What to do:
Output the data exactly, with every line intact.

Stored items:

--- --- ---

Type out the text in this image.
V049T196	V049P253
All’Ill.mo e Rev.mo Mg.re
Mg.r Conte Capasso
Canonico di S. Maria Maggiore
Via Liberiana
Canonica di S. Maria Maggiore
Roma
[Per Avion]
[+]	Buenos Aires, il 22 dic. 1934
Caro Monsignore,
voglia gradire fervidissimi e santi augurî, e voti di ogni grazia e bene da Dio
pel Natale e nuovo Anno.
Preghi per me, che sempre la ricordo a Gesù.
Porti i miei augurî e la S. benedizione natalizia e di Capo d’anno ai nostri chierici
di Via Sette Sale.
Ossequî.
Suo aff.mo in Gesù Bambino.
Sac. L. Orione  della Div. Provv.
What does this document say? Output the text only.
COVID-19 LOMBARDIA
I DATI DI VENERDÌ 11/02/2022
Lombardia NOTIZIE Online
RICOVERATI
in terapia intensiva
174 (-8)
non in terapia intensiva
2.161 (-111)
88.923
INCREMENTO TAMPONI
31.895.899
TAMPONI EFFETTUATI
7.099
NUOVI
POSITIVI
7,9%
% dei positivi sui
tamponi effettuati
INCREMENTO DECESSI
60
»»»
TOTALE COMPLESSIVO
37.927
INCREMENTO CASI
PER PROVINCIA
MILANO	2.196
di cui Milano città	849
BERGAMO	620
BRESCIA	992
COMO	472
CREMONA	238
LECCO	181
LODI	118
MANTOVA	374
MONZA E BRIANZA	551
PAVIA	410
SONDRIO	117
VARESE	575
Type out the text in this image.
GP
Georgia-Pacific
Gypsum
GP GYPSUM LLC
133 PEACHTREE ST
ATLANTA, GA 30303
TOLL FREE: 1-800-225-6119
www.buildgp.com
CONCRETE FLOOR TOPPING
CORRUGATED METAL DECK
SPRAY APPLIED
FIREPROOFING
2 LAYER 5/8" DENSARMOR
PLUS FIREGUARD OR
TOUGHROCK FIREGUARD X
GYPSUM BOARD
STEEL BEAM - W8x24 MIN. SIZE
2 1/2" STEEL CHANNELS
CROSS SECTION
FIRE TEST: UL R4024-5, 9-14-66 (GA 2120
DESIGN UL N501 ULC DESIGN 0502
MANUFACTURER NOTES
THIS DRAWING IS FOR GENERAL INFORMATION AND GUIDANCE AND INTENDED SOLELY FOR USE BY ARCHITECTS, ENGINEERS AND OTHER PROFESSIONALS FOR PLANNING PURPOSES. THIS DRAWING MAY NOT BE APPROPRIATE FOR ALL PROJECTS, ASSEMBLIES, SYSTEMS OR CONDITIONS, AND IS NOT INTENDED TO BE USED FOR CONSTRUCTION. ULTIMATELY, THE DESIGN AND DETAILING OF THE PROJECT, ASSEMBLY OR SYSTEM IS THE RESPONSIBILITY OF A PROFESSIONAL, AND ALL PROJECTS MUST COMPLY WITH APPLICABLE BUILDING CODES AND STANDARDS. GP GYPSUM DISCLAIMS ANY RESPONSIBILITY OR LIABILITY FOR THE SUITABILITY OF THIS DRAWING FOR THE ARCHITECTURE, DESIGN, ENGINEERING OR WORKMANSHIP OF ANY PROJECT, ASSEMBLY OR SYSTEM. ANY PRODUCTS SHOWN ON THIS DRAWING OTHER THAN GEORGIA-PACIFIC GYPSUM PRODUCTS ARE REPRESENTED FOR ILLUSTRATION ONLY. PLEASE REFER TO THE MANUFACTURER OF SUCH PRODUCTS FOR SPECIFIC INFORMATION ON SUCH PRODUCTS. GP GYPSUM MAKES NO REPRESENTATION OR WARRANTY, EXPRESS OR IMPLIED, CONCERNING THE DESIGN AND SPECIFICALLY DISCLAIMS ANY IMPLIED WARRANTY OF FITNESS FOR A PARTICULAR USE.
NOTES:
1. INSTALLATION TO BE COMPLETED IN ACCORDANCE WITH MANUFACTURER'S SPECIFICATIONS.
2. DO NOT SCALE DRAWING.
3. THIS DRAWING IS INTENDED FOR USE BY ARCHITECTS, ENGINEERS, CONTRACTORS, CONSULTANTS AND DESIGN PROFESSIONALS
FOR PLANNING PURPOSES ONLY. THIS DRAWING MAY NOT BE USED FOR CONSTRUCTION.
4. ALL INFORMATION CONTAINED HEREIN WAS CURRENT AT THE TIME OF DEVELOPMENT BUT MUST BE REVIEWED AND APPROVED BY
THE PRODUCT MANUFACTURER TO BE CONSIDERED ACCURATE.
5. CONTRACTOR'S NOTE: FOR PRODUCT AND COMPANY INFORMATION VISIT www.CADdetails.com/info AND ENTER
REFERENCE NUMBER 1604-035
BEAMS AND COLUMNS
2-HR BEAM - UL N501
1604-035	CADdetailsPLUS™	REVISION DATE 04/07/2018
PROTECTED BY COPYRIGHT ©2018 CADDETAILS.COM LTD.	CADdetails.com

--- --- ---

Worked solution:
Type out the text in this image.
V049T196	V049P253
All’Ill.mo e Rev.mo Mg.re
Mg.r Conte Capasso
Canonico di S. Maria Maggiore
Via Liberiana
Canonica di S. Maria Maggiore
Roma
[Per Avion]
[+]	Buenos Aires, il 22 dic. 1934
Caro Monsignore,
voglia gradire fervidissimi e santi augurî, e voti di ogni grazia e bene da Dio
pel Natale e nuovo Anno.
Preghi per me, che sempre la ricordo a Gesù.
Porti i miei augurî e la S. benedizione natalizia e di Capo d’anno ai nostri chierici
di Via Sette Sale.
Ossequî.
Suo aff.mo in Gesù Bambino.
Sac. L. Orione  della Div. Provv.
What does this document say? Output the text only.
COVID-19 LOMBARDIA
I DATI DI VENERDÌ 11/02/2022
Lombardia NOTIZIE Online
RICOVERATI
in terapia intensiva
174 (-8)
non in terapia intensiva
2.161 (-111)
88.923
INCREMENTO TAMPONI
31.895.899
TAMPONI EFFETTUATI
7.099
NUOVI
POSITIVI
7,9%
% dei positivi sui
tamponi effettuati
INCREMENTO DECESSI
60
»»»
TOTALE COMPLESSIVO
37.927
INCREMENTO CASI
PER PROVINCIA
MILANO	2.196
di cui Milano città	849
BERGAMO	620
BRESCIA	992
COMO	472
CREMONA	238
LECCO	181
LODI	118
MANTOVA	374
MONZA E BRIANZA	551
PAVIA	410
SONDRIO	117
VARESE	575
Type out the text in this image.
GP
Georgia-Pacific
Gypsum
GP GYPSUM LLC
133 PEACHTREE ST
ATLANTA, GA 30303
TOLL FREE: 1-800-225-6119
www.buildgp.com
CONCRETE FLOOR TOPPING
CORRUGATED METAL DECK
SPRAY APPLIED
FIREPROOFING
2 LAYER 5/8" DENSARMOR
PLUS FIREGUARD OR
TOUGHROCK FIREGUARD X
GYPSUM BOARD
STEEL BEAM - W8x24 MIN. SIZE
2 1/2" STEEL CHANNELS
CROSS SECTION
FIRE TEST: UL R4024-5, 9-14-66 (GA 2120
DESIGN UL N501 ULC DESIGN 0502
MANUFACTURER NOTES
THIS DRAWING IS FOR GENERAL INFORMATION AND GUIDANCE AND INTENDED SOLELY FOR USE BY ARCHITECTS, ENGINEERS AND OTHER PROFESSIONALS FOR PLANNING PURPOSES. THIS DRAWING MAY NOT BE APPROPRIATE FOR ALL PROJECTS, ASSEMBLIES, SYSTEMS OR CONDITIONS, AND IS NOT INTENDED TO BE USED FOR CONSTRUCTION. ULTIMATELY, THE DESIGN AND DETAILING OF THE PROJECT, ASSEMBLY OR SYSTEM IS THE RESPONSIBILITY OF A PROFESSIONAL, AND ALL PROJECTS MUST COMPLY WITH APPLICABLE BUILDING CODES AND STANDARDS. GP GYPSUM DISCLAIMS ANY RESPONSIBILITY OR LIABILITY FOR THE SUITABILITY OF THIS DRAWING FOR THE ARCHITECTURE, DESIGN, ENGINEERING OR WORKMANSHIP OF ANY PROJECT, ASSEMBLY OR SYSTEM. ANY PRODUCTS SHOWN ON THIS DRAWING OTHER THAN GEORGIA-PACIFIC GYPSUM PRODUCTS ARE REPRESENTED FOR ILLUSTRATION ONLY. PLEASE REFER TO THE MANUFACTURER OF SUCH PRODUCTS FOR SPECIFIC INFORMATION ON SUCH PRODUCTS. GP GYPSUM MAKES NO REPRESENTATION OR WARRANTY, EXPRESS OR IMPLIED, CONCERNING THE DESIGN AND SPECIFICALLY DISCLAIMS ANY IMPLIED WARRANTY OF FITNESS FOR A PARTICULAR USE.
NOTES:
1. INSTALLATION TO BE COMPLETED IN ACCORDANCE WITH MANUFACTURER'S SPECIFICATIONS.
2. DO NOT SCALE DRAWING.
3. THIS DRAWING IS INTENDED FOR USE BY ARCHITECTS, ENGINEERS, CONTRACTORS, CONSULTANTS AND DESIGN PROFESSIONALS
FOR PLANNING PURPOSES ONLY. THIS DRAWING MAY NOT BE USED FOR CONSTRUCTION.
4. ALL INFORMATION CONTAINED HEREIN WAS CURRENT AT THE TIME OF DEVELOPMENT BUT MUST BE REVIEWED AND APPROVED BY
THE PRODUCT MANUFACTURER TO BE CONSIDERED ACCURATE.
5. CONTRACTOR'S NOTE: FOR PRODUCT AND COMPANY INFORMATION VISIT www.CADdetails.com/info AND ENTER
REFERENCE NUMBER 1604-035
BEAMS AND COLUMNS
2-HR BEAM - UL N501
1604-035	CADdetailsPLUS™	REVISION DATE 04/07/2018
PROTECTED BY COPYRIGHT ©2018 CADDETAILS.COM LTD.	CADdetails.com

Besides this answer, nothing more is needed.